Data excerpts

>> Start

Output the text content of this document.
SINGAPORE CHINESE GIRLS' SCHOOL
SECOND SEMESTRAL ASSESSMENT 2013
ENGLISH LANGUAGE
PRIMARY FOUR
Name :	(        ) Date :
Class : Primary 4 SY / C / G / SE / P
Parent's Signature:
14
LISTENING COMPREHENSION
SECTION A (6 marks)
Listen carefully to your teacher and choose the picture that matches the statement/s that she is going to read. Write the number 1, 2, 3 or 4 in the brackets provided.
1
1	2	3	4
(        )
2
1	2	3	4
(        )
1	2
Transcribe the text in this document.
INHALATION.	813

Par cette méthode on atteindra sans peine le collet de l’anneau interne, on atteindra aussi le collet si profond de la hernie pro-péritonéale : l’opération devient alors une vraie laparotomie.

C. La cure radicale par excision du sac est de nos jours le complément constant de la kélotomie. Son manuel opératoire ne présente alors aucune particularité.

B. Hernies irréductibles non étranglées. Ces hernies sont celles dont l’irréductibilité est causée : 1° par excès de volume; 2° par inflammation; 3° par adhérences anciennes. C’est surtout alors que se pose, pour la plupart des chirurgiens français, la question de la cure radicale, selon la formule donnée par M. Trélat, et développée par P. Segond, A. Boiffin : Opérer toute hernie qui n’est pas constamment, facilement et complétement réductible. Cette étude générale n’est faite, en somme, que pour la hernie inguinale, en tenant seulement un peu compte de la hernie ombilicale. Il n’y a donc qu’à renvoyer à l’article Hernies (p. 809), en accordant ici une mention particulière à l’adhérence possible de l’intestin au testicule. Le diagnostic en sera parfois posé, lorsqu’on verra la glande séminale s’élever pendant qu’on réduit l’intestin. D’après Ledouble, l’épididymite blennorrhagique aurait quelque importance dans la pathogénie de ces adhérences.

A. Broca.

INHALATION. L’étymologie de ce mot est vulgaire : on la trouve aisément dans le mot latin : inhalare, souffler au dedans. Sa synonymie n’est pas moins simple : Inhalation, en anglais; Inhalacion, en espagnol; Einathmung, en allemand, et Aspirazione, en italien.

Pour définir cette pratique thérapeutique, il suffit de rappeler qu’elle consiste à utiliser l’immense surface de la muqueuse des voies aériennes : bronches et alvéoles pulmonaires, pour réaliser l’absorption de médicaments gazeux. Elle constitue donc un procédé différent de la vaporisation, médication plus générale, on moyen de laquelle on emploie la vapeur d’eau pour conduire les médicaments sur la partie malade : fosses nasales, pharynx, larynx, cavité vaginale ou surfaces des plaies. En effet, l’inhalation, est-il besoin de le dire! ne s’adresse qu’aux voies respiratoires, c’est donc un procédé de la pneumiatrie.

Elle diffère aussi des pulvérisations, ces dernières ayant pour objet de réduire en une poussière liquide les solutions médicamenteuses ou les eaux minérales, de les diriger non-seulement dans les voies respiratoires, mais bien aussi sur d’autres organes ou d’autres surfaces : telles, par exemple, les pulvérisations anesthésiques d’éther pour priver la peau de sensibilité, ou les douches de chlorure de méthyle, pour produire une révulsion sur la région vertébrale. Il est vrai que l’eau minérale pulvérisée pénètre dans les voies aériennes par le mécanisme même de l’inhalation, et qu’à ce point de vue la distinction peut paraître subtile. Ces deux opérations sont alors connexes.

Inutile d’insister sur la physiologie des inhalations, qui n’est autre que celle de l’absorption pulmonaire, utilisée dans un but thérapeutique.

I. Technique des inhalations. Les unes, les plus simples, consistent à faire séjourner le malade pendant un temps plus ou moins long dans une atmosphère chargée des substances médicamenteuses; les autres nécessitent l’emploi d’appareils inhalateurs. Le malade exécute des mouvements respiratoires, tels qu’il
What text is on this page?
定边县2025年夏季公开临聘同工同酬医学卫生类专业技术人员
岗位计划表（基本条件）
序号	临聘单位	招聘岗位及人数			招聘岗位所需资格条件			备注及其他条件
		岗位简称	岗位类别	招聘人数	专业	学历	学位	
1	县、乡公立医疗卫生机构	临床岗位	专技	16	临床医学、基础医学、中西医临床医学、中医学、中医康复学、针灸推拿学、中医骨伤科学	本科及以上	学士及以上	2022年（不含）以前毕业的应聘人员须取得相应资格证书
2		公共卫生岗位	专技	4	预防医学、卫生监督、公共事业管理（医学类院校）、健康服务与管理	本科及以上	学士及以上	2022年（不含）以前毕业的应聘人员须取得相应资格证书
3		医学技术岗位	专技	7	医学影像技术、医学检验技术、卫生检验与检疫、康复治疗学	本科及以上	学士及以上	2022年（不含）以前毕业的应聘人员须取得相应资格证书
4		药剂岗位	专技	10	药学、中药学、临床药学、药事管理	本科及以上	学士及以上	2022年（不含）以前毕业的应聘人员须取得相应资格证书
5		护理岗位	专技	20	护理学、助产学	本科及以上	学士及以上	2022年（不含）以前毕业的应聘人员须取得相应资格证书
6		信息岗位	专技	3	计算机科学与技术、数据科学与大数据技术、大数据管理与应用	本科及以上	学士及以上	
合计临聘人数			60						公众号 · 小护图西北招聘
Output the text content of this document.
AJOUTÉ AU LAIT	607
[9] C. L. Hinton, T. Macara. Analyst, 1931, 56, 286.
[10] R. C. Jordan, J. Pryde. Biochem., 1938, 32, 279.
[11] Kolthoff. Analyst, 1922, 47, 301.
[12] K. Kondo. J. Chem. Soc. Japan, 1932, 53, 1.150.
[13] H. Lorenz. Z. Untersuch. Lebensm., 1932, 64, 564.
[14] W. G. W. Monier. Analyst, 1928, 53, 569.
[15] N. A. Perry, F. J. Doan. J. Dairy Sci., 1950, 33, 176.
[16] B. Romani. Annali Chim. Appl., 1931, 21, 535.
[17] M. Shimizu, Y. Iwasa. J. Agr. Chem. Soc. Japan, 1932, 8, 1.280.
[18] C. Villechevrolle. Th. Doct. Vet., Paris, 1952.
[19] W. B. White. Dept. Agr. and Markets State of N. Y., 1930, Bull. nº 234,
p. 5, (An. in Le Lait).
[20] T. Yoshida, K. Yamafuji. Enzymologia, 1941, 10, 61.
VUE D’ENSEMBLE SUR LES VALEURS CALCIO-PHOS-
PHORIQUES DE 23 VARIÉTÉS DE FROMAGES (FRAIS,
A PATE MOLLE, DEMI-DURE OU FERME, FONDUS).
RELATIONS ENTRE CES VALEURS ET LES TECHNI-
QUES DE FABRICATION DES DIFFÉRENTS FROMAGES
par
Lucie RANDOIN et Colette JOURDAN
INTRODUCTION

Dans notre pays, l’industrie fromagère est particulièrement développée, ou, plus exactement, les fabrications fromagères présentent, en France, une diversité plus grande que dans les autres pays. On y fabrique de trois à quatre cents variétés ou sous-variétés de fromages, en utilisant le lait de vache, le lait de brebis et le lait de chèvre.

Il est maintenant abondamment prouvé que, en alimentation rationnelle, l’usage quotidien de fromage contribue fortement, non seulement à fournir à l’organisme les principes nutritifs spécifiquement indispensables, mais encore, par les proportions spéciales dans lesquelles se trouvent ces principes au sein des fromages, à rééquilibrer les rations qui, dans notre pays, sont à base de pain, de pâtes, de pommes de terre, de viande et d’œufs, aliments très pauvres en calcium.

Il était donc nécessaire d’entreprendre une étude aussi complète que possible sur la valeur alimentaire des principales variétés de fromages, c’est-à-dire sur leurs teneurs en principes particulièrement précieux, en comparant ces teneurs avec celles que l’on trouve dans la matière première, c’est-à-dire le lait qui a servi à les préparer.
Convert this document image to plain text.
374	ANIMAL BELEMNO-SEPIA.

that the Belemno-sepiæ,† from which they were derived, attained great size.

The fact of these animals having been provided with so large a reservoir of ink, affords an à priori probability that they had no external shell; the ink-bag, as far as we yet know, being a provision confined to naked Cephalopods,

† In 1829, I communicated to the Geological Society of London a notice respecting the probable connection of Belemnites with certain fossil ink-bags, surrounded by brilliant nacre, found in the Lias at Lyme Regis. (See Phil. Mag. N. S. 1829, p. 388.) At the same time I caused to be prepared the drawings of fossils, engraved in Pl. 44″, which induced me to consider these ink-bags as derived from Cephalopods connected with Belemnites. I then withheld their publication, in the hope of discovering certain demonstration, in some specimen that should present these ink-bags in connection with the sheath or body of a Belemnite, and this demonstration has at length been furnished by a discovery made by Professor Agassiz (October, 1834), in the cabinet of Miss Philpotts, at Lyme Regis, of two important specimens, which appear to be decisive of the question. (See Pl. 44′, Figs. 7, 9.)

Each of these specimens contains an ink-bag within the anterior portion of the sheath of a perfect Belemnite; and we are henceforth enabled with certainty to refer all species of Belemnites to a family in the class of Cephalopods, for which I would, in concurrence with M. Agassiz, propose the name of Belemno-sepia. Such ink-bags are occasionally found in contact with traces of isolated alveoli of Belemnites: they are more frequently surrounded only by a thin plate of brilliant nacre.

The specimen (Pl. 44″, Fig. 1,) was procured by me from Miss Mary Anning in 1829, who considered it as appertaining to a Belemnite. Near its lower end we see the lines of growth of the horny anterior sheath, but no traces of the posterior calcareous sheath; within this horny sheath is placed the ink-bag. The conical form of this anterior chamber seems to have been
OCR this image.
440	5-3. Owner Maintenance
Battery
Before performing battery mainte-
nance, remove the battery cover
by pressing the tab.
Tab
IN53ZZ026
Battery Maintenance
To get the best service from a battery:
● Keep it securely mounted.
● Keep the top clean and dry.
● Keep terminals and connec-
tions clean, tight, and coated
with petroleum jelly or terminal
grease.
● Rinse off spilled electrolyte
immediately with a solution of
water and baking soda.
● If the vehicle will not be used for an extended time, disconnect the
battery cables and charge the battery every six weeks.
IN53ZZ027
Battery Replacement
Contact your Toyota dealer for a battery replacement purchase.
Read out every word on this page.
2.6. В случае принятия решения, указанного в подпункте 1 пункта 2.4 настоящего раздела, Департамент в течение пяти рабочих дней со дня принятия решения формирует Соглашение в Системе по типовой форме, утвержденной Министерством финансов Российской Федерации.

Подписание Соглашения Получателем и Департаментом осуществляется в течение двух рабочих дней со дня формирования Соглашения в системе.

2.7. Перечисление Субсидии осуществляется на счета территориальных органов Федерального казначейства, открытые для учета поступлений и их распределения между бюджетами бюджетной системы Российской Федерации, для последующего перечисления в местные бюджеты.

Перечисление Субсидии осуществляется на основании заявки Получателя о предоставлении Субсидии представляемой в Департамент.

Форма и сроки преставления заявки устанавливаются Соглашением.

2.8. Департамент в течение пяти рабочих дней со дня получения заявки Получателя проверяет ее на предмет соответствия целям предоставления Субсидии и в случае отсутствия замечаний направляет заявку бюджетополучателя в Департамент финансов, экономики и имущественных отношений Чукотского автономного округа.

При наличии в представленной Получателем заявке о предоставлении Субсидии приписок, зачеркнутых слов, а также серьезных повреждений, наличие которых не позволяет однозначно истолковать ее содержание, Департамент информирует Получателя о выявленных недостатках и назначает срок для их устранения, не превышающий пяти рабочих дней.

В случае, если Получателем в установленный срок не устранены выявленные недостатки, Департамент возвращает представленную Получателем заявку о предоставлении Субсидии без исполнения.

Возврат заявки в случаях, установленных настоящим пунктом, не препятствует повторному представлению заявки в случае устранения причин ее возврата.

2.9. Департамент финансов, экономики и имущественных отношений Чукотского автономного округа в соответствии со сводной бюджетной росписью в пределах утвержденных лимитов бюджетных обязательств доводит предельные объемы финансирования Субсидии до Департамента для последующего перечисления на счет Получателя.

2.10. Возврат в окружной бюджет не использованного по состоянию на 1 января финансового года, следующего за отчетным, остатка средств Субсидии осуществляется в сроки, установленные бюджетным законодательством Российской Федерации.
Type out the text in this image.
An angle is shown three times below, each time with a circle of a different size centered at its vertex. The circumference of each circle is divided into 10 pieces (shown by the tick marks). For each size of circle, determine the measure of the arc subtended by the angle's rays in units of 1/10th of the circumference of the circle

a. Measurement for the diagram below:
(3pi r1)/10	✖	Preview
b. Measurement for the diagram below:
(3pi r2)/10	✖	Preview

>> End

From the listing above, collect every line that mentions the word "marks".

SECTION A (6 marks)
An angle is shown three times below, each time with a circle of a different size centered at its vertex. The circumference of each circle is divided into 10 pieces (shown by the tick marks). For each size of circle, determine the measure of the arc subtended by the angle's rays in units of 1/10th of the circumference of the circle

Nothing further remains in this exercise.